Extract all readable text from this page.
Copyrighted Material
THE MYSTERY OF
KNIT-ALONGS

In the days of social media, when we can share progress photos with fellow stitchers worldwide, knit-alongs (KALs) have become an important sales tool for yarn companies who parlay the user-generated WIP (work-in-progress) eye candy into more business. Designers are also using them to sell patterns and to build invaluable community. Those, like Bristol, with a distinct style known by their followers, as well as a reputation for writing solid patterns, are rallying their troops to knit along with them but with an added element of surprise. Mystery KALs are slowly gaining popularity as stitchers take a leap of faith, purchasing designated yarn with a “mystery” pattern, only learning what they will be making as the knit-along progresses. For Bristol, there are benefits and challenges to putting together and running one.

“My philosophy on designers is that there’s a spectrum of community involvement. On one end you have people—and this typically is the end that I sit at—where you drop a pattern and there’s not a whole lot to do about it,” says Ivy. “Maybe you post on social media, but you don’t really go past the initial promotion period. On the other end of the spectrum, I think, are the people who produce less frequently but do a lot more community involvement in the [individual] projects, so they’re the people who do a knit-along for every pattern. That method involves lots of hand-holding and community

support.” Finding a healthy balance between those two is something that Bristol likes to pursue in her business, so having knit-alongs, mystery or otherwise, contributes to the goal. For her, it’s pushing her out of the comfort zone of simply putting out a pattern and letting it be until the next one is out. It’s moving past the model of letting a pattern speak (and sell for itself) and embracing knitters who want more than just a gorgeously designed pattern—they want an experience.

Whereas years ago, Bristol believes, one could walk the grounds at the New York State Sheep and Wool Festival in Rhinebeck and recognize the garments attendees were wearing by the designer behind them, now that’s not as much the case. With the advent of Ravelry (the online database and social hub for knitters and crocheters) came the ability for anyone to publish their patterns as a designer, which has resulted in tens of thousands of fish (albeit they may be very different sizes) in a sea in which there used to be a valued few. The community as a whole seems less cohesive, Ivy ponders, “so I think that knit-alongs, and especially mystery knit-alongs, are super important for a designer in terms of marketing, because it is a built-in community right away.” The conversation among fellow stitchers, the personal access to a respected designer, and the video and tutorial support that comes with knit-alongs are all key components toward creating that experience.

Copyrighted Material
====================
> WHAT IS REQUIRED:
Return all of the data exactly as it reads.

> RESPONSE:
Extract all readable text from this page.
Copyrighted Material
THE MYSTERY OF
KNIT-ALONGS

In the days of social media, when we can share progress photos with fellow stitchers worldwide, knit-alongs (KALs) have become an important sales tool for yarn companies who parlay the user-generated WIP (work-in-progress) eye candy into more business. Designers are also using them to sell patterns and to build invaluable community. Those, like Bristol, with a distinct style known by their followers, as well as a reputation for writing solid patterns, are rallying their troops to knit along with them but with an added element of surprise. Mystery KALs are slowly gaining popularity as stitchers take a leap of faith, purchasing designated yarn with a “mystery” pattern, only learning what they will be making as the knit-along progresses. For Bristol, there are benefits and challenges to putting together and running one.

“My philosophy on designers is that there’s a spectrum of community involvement. On one end you have people—and this typically is the end that I sit at—where you drop a pattern and there’s not a whole lot to do about it,” says Ivy. “Maybe you post on social media, but you don’t really go past the initial promotion period. On the other end of the spectrum, I think, are the people who produce less frequently but do a lot more community involvement in the [individual] projects, so they’re the people who do a knit-along for every pattern. That method involves lots of hand-holding and community

support.” Finding a healthy balance between those two is something that Bristol likes to pursue in her business, so having knit-alongs, mystery or otherwise, contributes to the goal. For her, it’s pushing her out of the comfort zone of simply putting out a pattern and letting it be until the next one is out. It’s moving past the model of letting a pattern speak (and sell for itself) and embracing knitters who want more than just a gorgeously designed pattern—they want an experience.

Whereas years ago, Bristol believes, one could walk the grounds at the New York State Sheep and Wool Festival in Rhinebeck and recognize the garments attendees were wearing by the designer behind them, now that’s not as much the case. With the advent of Ravelry (the online database and social hub for knitters and crocheters) came the ability for anyone to publish their patterns as a designer, which has resulted in tens of thousands of fish (albeit they may be very different sizes) in a sea in which there used to be a valued few. The community as a whole seems less cohesive, Ivy ponders, “so I think that knit-alongs, and especially mystery knit-alongs, are super important for a designer in terms of marketing, because it is a built-in community right away.” The conversation among fellow stitchers, the personal access to a respected designer, and the video and tutorial support that comes with knit-alongs are all key components toward creating that experience.

Copyrighted Material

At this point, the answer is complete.